---- TEXTO DE ESTUDIO

Momento de postulaciones

Es difícil, sobre todo de joven, no dejarse seducir por el ideario del gran chef aventurero, impoluto y creador, casi de novela rosa.

Por Carlos Reyes M.
Publicado en El Llanquihue, 30 de enero de 2024.
Reeditado para Viaje al Sabor

UNO. Queda tiempo, pero poco. Es una de las carreras que pronto llena cupos, dicen. El mensaje es para quienes buscan un destino de fuego y ser cocineros titulados en algunas de las muchas escuelas del rubro repartidas por todo el país. La oferta educacional es maciza, diversa. Y hay que postular rápido, dicen. En ese listado aparecen instituciones con décadas de trayectoria, otras que ofrecen menciones varias: cocinas creativas, interculturales, basadas en la cocina criolla. Además hay escuelas sustentadas en cocineros que usan sus pergaminos competitivos como enganche. Eso ocurre justo en estos días con el capitán del equipo criollo que participará, por primera vez, en las olimpiadas anuales de gastronomía realizadas en Stuttgart, Alemania.

O sea, dónde elegir hay bastante, para luego converger en un camino de un solo sentido y que luego, con los semestres, con los años, se estrecha para quien lo recorre hasta parecer un campo minado. Siempre se dice de todas las profesiones: al final pocos quedan; pero en el rubro del cocinero, esa sensación se amplía si se trata de un peón del día a día, reconocido poco y nada, casi nunca bien pagado cuando es asalariado, en un país donde la base educacional y social previa a la carrera, suele desnivelar la cancha hacia los mismos de siempre.

--------
---- DATOS SIN PROCESAR

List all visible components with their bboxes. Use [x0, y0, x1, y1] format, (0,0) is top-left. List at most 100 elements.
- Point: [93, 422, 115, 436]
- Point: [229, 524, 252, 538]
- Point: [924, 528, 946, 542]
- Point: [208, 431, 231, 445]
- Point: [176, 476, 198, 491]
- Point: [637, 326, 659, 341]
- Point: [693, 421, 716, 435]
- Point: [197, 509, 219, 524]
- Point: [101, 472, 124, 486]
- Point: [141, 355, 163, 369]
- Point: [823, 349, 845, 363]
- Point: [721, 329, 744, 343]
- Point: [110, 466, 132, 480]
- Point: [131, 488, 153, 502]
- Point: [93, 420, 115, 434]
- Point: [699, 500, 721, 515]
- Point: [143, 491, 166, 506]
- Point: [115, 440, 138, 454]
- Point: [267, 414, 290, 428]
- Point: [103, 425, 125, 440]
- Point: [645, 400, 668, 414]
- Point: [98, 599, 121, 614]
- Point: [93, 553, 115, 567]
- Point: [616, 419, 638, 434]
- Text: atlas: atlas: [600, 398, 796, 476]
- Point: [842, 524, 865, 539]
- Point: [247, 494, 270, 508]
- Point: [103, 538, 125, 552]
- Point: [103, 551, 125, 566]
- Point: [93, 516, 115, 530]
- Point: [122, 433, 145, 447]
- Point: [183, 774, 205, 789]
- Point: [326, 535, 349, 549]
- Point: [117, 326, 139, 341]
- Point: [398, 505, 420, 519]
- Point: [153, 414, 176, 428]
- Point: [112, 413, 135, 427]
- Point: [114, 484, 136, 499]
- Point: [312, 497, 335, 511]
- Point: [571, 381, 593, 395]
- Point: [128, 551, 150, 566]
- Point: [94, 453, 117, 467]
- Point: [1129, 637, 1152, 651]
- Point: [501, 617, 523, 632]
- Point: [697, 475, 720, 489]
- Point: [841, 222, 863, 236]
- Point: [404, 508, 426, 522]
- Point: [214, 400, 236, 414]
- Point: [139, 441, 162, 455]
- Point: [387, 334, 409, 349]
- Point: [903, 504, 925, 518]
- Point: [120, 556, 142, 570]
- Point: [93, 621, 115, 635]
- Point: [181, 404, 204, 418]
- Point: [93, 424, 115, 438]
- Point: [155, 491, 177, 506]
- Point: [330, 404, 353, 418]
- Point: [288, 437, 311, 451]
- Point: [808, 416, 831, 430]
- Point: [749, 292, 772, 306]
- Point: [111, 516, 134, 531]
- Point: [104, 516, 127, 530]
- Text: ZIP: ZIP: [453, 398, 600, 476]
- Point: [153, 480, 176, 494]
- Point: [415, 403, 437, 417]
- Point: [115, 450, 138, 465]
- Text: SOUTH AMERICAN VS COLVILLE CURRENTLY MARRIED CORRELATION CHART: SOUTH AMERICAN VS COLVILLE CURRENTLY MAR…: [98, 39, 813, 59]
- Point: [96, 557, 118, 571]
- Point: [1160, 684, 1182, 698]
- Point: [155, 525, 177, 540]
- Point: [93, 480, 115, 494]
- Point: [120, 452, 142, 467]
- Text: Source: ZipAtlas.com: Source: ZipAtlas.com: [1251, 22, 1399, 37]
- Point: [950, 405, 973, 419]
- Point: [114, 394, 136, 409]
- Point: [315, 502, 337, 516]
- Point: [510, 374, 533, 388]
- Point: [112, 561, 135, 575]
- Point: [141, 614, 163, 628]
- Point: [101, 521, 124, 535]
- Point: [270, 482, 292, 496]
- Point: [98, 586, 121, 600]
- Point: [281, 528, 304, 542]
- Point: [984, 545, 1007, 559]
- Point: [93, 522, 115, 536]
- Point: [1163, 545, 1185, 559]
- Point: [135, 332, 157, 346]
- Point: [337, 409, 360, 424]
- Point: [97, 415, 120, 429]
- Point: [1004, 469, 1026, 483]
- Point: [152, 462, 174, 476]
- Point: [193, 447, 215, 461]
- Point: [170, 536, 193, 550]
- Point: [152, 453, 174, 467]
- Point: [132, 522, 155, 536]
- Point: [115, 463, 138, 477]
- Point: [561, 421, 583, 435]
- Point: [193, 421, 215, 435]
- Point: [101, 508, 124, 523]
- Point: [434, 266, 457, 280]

--------

COMPLETA LO SIGUIENTE:
• a. ¿En qué ciudad se realizan las olimpiadas anuales de gastronomía mencionadas en el texto de estudio?
• b. Reproduce sin cambios el fragmento del texto de estudio que va desde "Es difícil, sobre" hasta "enero de 2024.".
• c. Enumera las menciones que, según el texto de estudio, ofrecen algunas de las instituciones.

SOLUCIONES POR TAREA:
• a. En Stuttgart, Alemania.

• b.
Es difícil, sobre todo de joven, no dejarse seducir por el ideario del gran chef aventurero, impoluto y creador, casi de novela rosa.

Por Carlos Reyes M.
Publicado en El Llanquihue, 30 de enero de 2024.

• c. Cocinas creativas, cocinas interculturales y cocinas basadas en la cocina criolla.